---- ENTRIES
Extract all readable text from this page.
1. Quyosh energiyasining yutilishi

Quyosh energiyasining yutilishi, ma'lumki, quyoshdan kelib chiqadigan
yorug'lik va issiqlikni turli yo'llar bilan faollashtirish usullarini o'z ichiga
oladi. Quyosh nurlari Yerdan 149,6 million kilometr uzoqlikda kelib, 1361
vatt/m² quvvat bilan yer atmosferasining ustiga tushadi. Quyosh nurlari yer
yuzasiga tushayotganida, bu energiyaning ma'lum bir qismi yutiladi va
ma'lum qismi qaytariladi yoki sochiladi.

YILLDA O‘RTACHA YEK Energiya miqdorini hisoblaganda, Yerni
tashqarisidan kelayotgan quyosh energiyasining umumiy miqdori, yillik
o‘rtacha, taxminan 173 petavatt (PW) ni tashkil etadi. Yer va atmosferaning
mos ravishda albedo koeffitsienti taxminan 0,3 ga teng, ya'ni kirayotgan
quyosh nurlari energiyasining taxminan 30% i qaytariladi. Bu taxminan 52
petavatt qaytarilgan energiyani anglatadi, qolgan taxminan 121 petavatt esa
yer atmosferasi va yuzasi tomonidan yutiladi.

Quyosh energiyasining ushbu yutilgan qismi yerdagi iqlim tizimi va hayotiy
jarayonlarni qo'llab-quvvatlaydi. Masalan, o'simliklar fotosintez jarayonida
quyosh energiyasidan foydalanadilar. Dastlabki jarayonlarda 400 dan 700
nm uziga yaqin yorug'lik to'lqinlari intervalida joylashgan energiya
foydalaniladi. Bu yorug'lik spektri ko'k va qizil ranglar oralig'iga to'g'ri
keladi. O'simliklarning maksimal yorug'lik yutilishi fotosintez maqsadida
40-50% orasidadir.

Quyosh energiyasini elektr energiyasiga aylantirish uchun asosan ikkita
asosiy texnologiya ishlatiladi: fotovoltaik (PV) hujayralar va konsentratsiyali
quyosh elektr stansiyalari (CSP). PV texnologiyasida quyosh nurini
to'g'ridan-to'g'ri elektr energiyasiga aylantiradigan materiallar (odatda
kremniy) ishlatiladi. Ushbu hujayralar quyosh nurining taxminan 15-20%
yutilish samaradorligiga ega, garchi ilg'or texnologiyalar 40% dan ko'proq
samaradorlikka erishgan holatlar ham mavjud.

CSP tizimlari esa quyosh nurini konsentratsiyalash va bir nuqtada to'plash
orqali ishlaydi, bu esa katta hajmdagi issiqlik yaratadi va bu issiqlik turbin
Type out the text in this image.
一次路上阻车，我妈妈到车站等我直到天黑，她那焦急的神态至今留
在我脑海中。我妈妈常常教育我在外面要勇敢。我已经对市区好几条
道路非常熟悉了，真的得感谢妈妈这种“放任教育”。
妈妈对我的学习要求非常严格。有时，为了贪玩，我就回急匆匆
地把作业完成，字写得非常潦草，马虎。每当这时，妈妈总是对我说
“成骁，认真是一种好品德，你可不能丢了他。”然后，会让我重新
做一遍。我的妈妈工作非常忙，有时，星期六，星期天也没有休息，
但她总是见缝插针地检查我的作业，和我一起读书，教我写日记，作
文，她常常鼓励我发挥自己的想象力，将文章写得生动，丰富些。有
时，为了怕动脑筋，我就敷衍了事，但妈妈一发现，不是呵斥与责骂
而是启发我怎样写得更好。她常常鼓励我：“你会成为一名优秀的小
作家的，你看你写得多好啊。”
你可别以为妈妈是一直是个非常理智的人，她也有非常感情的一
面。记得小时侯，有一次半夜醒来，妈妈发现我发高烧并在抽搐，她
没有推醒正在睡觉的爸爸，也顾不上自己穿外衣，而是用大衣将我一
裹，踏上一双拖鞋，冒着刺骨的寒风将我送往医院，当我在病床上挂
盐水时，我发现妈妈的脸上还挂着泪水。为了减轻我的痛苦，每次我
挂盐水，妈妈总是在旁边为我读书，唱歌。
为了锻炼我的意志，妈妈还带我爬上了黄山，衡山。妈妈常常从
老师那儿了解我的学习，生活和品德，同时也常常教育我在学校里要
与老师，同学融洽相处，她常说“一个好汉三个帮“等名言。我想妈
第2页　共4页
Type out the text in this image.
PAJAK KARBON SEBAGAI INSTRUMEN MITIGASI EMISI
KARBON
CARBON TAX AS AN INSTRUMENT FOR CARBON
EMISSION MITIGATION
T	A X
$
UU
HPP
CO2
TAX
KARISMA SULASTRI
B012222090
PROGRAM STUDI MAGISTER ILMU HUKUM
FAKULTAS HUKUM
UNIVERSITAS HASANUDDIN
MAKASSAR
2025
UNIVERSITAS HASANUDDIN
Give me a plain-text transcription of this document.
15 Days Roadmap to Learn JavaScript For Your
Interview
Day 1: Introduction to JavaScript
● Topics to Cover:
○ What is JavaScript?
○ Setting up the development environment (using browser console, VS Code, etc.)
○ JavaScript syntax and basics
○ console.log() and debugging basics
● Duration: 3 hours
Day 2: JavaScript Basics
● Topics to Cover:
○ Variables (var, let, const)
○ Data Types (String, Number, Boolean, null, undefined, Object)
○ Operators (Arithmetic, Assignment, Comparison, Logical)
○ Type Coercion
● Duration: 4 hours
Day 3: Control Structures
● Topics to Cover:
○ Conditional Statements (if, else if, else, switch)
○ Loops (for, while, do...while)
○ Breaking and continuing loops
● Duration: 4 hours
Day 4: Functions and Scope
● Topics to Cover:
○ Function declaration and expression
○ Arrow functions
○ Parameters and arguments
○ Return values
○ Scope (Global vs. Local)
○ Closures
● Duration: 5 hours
--------
REQUIRED TASK:
Filter the records for lines holding the string "qismi". Copy each one.

WRITTEN ANSWER:
yuzasiga tushayotganida, bu energiyaning ma'lum bir qismi yutiladi va
ma'lum qismi qaytariladi yoki sochiladi.
Quyosh energiyasining ushbu yutilgan qismi yerdagi iqlim tizimi va hayotiy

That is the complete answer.